Required task: Select, from the data, each line where "this" occurs.

[Some records]
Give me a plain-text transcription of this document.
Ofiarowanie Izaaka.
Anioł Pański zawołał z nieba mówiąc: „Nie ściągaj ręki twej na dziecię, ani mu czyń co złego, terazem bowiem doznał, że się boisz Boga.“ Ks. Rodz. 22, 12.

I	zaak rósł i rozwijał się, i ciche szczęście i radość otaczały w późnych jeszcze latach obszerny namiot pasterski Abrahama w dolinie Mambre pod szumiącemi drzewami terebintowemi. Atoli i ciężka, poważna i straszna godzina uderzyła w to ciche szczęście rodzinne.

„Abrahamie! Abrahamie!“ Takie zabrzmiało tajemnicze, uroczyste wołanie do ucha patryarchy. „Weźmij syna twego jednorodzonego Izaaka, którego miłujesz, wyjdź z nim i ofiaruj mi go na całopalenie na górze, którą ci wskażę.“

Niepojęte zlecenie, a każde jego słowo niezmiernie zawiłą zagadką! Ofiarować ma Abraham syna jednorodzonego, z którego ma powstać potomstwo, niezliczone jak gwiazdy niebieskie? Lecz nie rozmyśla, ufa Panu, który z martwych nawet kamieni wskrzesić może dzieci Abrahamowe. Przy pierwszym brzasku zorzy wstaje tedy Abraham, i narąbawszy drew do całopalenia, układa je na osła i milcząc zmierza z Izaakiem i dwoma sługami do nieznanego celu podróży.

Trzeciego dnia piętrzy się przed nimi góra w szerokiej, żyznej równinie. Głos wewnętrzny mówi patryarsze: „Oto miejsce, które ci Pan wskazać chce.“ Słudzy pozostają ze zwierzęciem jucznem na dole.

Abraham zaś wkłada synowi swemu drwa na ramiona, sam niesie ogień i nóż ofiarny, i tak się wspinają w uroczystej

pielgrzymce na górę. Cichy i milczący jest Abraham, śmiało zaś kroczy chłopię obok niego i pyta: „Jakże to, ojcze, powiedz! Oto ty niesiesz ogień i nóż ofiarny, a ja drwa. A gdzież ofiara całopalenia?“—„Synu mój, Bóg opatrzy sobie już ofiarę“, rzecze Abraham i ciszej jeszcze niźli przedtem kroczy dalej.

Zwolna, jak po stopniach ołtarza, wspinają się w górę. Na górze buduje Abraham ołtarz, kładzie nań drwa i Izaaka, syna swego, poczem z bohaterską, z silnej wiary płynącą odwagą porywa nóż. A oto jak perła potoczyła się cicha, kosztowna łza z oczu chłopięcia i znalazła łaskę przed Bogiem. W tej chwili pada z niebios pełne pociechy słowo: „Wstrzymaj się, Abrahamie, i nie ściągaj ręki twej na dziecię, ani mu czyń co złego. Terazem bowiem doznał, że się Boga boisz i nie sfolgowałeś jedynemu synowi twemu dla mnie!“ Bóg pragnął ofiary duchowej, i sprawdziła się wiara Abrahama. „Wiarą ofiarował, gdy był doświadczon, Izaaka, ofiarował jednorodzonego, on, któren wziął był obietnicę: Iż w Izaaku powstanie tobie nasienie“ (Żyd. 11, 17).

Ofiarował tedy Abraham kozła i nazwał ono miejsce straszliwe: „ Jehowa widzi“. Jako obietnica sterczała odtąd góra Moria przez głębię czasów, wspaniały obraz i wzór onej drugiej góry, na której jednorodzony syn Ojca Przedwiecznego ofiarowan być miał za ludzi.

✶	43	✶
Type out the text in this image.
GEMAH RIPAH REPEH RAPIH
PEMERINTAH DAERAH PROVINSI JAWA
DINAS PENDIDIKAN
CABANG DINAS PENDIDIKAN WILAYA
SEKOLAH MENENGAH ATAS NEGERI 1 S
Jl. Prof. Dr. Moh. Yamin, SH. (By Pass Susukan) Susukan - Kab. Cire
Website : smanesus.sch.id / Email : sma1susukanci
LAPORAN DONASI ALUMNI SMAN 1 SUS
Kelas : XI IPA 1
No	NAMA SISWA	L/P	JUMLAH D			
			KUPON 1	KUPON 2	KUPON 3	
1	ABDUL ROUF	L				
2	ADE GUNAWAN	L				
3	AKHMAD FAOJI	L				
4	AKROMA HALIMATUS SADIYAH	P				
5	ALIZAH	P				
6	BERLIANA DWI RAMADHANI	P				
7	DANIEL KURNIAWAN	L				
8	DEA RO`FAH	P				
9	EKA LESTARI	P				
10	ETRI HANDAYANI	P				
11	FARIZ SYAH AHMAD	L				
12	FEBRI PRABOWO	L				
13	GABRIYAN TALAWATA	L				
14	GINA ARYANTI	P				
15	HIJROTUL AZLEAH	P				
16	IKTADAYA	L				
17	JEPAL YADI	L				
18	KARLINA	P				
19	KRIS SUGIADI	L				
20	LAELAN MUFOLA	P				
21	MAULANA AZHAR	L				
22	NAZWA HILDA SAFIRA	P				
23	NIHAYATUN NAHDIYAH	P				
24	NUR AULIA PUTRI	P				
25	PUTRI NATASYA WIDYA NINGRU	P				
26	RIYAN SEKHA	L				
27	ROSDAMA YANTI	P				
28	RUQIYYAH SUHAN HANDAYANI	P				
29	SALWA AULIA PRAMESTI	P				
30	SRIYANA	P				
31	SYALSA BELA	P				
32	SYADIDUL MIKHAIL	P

Task result:
Give me a plain-text transcription of this document.
Type out the text in this image.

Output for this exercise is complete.